The PlayStation App is a software application for iOS and Android devices developed by PlayStation Mobile Inc. It acts as a companion app for PlayStation video game consoles, providing access to PlayStation Network community features and remote control.

Features
The application allows users to:
 See which friends are online and what they're playing.
 Receive notifications, game alerts, and invitations.
 Customize PSN profile.
 View progress and compare trophies.
 Keep up with the latest activities from friends and following players.
 Get games and add-ons at PlayStation Store, and send remote requests to PS4 to download in background.
Sony has also developed other apps to complement the main app, such as PlayStation Messages for exchanging messages with PSN users, PlayStation Communities to view PS4 communities and PS4 Second Screen, to use the device as a second screen companion on select PS4 games as well as an on-screen keyboard for quick and easy typing.

Update history
The app was first launched exclusively in European markets on January 11, 2011 and included access to PSN trophies and friends, as well as the PS Blog and information about upcoming games.

With the launch of the PS4 in North America on November 15, 2013, the app got a revamp and became available worldwide. Version 1.70 was released on April 30, 2014 adding notifications, friend request links and custom profile pictures. Version 2.00 was released on October 27, 2014 adding tablet support. Version 2.50 released on March 26, 2015 added accessibility options. Version 3.00 released on September 30, 2015 added Events and guest log in. Version 3.10 added the ability to follow verified players and the messaging portion was spun off into its own app. Version 3.50 added the ability to create events. 4.00 allowed users to change their PSN avatar right from the app. A new app, PlayStation Communities was released on November 29, 2016.

Data to examine
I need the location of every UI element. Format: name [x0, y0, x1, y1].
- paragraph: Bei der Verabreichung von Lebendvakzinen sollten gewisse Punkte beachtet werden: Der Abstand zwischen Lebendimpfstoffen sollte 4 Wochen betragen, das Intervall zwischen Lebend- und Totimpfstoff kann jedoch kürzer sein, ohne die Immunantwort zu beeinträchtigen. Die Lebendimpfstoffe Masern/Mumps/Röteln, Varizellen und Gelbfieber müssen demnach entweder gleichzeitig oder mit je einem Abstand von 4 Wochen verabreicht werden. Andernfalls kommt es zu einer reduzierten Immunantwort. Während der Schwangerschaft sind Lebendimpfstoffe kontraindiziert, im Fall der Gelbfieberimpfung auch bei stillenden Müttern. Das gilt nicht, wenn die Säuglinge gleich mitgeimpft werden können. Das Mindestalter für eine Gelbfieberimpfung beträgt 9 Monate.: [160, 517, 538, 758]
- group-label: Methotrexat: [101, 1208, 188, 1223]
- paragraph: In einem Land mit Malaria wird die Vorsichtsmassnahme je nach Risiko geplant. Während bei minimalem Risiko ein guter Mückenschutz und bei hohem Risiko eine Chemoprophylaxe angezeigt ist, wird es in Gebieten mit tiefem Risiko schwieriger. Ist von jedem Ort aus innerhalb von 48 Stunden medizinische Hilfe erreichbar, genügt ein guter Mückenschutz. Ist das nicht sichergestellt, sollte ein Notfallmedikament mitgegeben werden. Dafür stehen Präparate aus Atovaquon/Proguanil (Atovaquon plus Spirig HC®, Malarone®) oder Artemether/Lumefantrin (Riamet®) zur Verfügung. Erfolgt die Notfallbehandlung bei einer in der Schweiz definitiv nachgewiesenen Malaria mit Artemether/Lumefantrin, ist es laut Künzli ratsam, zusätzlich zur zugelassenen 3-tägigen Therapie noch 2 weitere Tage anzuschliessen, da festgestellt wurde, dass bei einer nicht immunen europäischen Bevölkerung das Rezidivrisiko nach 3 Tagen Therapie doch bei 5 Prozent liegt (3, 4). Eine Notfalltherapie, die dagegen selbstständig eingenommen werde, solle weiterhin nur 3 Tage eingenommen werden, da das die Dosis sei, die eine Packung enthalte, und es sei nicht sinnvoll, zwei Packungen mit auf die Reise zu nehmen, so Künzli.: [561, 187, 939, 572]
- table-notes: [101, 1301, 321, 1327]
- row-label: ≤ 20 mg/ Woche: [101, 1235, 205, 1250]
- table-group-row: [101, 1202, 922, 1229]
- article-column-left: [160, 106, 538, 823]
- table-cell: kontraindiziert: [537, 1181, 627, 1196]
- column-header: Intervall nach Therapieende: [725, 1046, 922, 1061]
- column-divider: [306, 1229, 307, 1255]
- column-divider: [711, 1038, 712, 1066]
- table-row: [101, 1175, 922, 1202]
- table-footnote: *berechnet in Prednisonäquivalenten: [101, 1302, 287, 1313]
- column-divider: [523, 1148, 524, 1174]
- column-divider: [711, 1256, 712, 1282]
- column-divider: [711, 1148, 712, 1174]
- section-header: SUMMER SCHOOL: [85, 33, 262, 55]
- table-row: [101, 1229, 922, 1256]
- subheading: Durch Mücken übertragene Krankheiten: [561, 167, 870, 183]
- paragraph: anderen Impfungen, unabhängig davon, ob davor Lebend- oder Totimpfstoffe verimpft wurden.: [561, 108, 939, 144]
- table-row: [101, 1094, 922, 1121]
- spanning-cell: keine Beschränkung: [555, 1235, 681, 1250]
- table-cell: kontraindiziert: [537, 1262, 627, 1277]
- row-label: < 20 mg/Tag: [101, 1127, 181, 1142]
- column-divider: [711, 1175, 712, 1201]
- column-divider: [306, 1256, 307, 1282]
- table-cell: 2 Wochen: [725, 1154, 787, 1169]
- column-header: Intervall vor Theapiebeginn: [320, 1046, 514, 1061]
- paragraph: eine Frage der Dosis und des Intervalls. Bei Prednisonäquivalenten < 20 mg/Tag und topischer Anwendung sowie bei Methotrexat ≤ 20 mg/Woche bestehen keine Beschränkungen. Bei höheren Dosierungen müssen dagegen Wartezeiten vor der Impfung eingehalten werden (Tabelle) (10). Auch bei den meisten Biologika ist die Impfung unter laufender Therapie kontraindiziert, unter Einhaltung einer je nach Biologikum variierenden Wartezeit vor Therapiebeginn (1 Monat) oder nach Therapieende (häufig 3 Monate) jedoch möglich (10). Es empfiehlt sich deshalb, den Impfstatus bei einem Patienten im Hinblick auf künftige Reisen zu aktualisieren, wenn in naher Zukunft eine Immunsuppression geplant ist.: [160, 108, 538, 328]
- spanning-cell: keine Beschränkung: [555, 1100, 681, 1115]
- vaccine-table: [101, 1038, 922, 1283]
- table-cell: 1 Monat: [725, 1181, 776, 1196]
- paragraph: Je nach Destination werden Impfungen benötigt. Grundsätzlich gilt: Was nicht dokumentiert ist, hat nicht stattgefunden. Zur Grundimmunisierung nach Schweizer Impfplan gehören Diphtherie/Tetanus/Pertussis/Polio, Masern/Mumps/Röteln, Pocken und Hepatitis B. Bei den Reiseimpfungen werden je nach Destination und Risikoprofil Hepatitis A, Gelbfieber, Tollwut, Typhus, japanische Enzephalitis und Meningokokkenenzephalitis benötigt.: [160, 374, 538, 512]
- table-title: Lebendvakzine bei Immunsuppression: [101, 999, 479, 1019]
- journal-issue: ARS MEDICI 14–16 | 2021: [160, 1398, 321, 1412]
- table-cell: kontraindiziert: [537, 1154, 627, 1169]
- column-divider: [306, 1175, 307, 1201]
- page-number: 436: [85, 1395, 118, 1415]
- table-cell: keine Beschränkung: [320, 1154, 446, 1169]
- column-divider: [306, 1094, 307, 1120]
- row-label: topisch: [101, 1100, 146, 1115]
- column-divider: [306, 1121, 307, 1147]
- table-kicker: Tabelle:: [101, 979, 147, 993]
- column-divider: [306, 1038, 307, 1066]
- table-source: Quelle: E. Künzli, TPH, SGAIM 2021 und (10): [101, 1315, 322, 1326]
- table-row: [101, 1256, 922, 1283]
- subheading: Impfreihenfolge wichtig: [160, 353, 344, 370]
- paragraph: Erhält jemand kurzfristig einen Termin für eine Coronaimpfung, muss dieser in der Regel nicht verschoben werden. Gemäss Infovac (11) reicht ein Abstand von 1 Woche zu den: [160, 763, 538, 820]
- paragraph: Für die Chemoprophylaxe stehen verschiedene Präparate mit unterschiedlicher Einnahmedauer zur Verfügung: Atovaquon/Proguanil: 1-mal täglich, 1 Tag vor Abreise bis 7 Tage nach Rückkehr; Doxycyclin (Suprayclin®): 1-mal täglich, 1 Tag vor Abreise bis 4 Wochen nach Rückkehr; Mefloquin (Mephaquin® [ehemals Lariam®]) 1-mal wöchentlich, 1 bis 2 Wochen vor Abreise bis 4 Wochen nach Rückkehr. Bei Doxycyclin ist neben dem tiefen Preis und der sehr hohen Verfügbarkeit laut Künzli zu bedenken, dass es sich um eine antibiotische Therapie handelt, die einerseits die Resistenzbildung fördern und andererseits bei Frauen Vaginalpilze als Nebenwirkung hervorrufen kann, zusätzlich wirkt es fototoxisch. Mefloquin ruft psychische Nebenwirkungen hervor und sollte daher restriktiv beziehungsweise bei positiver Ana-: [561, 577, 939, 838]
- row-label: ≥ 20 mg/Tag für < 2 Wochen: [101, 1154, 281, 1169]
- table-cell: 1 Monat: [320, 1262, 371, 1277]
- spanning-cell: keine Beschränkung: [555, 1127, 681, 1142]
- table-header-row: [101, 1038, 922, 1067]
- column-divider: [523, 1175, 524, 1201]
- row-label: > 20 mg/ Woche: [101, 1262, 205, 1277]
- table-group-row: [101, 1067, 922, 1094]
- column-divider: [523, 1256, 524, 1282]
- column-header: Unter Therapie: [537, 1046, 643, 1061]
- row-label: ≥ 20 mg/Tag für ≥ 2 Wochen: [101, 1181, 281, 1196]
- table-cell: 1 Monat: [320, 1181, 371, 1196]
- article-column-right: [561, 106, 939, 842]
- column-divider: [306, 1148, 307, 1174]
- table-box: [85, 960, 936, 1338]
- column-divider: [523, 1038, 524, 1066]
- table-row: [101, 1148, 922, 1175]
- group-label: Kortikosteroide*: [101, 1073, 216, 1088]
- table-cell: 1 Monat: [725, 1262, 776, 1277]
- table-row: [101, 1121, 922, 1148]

What you will do
Pick up the article on the PlayStation App after its last sentence and continue it.

Result
The PlayStation App was completely redesigned on November 7, 2017 with improved load times. The second screen functionality was spun off into its own app and the ability to view live broadcasts and remove trophy lists with a completion rate of 0% were removed.

The PlayStation App was completely redesigned again on October 28, 2020 with options for launching games remotely, managing storage, and signing into your system. You can purchase and download games straight to your PS5 and PS4.

While using your phone, you can create party groups and voice chat with other 15 people. PS Messages is also integrated into the PlayStation App.

Instead of the old web view, Sony has added a completely native PlayStation Store, so shopping and remotely downloading games to your PS5 and PS4 should be much easier. A updated general interface gives you a faster look at what friends are playing, as well as your own games that have recently been played.

See also
Xbox (app) 
List of PlayStation applications

References

External links
PlayStation App on the App Store
PlayStation App on Google Play Store

2013 software
IOS software
Android (operating system) software
PlayStation (brand)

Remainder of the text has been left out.